_Raw records_
-- -- --
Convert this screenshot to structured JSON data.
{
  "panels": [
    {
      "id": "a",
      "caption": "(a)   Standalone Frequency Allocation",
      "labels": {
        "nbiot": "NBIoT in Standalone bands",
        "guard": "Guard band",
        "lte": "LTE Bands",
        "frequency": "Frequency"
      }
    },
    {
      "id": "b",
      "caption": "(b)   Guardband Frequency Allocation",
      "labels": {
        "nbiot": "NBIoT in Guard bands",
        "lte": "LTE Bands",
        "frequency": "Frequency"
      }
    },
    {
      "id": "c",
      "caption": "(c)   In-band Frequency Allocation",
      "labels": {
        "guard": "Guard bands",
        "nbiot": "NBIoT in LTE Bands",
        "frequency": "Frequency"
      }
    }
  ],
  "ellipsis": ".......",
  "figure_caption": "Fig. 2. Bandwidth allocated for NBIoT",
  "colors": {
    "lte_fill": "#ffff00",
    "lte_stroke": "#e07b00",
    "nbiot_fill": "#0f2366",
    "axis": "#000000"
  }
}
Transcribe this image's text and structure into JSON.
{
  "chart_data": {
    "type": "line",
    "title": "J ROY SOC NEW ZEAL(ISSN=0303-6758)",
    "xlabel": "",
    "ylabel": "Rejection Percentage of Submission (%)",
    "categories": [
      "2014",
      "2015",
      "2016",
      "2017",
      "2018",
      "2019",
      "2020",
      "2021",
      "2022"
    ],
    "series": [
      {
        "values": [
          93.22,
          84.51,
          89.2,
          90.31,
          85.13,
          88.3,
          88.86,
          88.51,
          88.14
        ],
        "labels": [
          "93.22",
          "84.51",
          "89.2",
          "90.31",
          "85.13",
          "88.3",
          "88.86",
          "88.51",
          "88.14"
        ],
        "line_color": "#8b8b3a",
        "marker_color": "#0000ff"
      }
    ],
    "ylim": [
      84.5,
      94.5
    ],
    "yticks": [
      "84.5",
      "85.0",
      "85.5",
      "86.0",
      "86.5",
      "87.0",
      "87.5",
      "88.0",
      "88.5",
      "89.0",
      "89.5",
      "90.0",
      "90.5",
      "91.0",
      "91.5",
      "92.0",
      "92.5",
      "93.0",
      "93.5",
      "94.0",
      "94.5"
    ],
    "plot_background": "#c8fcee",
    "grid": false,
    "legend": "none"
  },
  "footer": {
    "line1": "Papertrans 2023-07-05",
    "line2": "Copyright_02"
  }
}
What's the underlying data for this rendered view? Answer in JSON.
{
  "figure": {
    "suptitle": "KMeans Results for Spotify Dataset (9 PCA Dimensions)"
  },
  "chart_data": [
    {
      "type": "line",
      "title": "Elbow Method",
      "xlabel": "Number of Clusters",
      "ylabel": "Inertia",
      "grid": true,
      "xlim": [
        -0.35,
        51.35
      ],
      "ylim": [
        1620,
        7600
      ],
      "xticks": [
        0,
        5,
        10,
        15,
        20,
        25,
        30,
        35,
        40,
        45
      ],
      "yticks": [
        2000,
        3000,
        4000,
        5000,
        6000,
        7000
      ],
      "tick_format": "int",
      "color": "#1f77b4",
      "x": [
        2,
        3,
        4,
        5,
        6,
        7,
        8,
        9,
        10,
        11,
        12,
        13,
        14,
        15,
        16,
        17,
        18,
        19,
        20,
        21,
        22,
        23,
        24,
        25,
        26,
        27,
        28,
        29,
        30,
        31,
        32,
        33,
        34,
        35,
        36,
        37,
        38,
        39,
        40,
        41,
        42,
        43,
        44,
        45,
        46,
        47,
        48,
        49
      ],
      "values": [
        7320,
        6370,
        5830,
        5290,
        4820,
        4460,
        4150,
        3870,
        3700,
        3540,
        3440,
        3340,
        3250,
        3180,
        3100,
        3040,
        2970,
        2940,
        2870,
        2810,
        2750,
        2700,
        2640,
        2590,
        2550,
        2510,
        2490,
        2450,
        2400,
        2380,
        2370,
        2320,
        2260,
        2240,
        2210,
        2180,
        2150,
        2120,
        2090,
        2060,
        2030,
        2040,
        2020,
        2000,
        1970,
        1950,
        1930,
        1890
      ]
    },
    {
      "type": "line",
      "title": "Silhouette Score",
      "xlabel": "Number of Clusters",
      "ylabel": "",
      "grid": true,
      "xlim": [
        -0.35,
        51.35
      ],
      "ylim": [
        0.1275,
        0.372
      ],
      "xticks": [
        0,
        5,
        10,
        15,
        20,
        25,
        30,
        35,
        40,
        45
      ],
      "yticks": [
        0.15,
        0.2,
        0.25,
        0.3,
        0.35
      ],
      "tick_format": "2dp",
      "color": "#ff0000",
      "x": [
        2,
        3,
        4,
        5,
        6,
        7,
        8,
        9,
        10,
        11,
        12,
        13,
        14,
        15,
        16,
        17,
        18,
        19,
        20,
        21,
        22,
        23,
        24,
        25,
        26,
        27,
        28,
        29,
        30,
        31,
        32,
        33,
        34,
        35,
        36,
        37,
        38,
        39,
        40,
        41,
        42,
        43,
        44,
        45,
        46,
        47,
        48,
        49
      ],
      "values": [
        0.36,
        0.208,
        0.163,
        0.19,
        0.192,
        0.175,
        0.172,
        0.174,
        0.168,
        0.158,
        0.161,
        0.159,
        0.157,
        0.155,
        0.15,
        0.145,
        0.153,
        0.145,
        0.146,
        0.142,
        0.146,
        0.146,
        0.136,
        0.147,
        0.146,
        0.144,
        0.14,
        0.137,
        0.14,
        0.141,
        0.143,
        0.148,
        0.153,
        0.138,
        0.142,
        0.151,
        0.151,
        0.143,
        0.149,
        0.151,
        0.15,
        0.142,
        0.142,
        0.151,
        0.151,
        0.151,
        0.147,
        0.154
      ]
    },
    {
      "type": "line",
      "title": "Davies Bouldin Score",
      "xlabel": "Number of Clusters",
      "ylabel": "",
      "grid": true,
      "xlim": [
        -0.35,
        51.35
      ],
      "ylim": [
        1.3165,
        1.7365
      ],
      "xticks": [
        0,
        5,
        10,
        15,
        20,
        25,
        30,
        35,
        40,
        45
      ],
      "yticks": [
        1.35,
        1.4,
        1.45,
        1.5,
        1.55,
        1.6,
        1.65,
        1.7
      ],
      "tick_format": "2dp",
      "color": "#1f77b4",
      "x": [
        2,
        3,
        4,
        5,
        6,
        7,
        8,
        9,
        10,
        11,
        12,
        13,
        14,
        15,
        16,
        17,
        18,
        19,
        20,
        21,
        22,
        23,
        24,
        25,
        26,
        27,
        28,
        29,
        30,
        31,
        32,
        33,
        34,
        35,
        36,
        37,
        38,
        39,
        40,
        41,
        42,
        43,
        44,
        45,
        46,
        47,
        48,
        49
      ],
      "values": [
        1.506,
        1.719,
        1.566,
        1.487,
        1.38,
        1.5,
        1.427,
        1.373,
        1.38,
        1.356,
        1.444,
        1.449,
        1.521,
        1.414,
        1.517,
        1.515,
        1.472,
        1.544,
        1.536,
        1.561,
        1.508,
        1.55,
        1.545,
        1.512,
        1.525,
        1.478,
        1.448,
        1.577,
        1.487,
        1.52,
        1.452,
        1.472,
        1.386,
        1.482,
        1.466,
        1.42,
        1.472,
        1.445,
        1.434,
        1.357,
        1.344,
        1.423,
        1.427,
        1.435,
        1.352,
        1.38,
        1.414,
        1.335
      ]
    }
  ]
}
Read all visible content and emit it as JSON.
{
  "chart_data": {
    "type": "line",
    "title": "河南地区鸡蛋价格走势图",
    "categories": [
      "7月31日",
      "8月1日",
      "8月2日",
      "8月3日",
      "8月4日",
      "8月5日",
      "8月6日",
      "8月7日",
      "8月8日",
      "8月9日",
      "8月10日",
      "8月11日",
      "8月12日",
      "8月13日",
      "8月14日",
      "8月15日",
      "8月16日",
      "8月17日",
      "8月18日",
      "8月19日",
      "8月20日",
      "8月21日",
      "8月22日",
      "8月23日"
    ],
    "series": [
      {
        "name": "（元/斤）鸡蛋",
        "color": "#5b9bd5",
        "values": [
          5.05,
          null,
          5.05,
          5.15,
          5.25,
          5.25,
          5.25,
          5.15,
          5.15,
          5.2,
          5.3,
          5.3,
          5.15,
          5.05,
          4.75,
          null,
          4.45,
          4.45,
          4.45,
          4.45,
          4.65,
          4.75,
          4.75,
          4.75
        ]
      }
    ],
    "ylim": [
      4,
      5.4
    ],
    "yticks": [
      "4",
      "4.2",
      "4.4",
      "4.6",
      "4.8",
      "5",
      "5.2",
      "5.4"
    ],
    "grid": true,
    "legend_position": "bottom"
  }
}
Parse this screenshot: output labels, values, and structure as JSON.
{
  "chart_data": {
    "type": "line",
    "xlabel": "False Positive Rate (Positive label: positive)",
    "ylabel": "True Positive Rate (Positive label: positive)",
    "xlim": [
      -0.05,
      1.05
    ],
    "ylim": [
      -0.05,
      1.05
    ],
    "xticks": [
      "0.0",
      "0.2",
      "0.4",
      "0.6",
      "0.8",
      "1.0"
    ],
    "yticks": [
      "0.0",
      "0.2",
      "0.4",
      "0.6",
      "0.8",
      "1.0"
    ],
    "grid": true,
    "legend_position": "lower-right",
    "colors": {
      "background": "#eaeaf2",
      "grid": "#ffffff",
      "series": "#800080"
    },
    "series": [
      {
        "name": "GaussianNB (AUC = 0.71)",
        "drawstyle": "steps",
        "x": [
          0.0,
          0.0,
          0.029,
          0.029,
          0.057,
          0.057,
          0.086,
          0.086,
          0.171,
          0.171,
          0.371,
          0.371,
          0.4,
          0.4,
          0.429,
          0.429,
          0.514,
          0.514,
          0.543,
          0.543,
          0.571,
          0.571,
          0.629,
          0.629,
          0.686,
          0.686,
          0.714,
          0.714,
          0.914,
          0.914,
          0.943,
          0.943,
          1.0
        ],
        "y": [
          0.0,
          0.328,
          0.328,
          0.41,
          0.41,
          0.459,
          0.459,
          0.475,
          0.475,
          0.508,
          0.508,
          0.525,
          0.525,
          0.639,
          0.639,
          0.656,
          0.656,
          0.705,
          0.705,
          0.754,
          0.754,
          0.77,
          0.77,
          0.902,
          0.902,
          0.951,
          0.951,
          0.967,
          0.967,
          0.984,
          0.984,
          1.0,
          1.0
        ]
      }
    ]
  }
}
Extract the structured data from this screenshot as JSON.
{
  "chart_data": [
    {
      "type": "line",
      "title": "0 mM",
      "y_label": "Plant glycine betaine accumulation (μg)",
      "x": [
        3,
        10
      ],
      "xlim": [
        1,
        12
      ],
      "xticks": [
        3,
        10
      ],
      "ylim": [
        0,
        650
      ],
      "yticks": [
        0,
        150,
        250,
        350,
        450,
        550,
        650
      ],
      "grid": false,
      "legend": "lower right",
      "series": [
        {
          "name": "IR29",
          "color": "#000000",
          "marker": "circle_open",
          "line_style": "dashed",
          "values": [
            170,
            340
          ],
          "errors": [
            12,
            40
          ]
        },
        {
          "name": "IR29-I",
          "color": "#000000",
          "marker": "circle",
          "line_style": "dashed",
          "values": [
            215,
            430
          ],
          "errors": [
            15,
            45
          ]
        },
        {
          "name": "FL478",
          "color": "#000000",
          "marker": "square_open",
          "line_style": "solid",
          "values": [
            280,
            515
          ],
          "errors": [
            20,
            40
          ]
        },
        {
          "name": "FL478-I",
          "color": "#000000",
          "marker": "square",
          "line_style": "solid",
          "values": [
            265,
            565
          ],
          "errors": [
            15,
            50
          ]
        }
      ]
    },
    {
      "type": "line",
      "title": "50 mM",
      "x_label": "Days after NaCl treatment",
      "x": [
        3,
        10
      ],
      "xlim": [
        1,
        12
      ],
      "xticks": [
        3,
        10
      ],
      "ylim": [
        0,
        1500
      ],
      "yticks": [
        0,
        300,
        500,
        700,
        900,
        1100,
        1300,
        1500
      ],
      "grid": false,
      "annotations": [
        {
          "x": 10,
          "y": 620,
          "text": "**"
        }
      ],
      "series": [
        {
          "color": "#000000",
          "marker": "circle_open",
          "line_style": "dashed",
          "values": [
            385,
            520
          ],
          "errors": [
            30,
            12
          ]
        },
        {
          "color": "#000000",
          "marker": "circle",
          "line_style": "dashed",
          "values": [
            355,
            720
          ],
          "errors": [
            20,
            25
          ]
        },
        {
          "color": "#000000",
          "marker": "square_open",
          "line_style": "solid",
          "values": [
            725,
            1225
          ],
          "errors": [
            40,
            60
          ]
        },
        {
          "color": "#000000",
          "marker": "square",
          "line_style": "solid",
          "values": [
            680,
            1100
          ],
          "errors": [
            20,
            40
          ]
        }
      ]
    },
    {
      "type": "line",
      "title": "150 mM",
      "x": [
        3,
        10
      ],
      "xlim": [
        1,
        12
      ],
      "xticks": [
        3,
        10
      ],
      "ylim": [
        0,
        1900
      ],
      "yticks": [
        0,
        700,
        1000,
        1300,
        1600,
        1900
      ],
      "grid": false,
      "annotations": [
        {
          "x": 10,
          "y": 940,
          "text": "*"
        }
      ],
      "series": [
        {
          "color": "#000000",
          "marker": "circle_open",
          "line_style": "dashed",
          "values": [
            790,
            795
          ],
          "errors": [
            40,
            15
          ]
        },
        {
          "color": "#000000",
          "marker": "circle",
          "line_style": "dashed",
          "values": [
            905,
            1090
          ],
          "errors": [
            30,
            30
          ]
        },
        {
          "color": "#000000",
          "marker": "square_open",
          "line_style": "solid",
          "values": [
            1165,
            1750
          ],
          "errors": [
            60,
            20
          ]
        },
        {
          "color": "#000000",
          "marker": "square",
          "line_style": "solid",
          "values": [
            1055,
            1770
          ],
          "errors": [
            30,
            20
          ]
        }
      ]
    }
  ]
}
-- -- --
_What this task involves_
Filter out every line that lacks the word "text", and copy the rest.

_The completed task_
Transcribe this image's text and structure into JSON.
          "text": "**"
          "text": "*"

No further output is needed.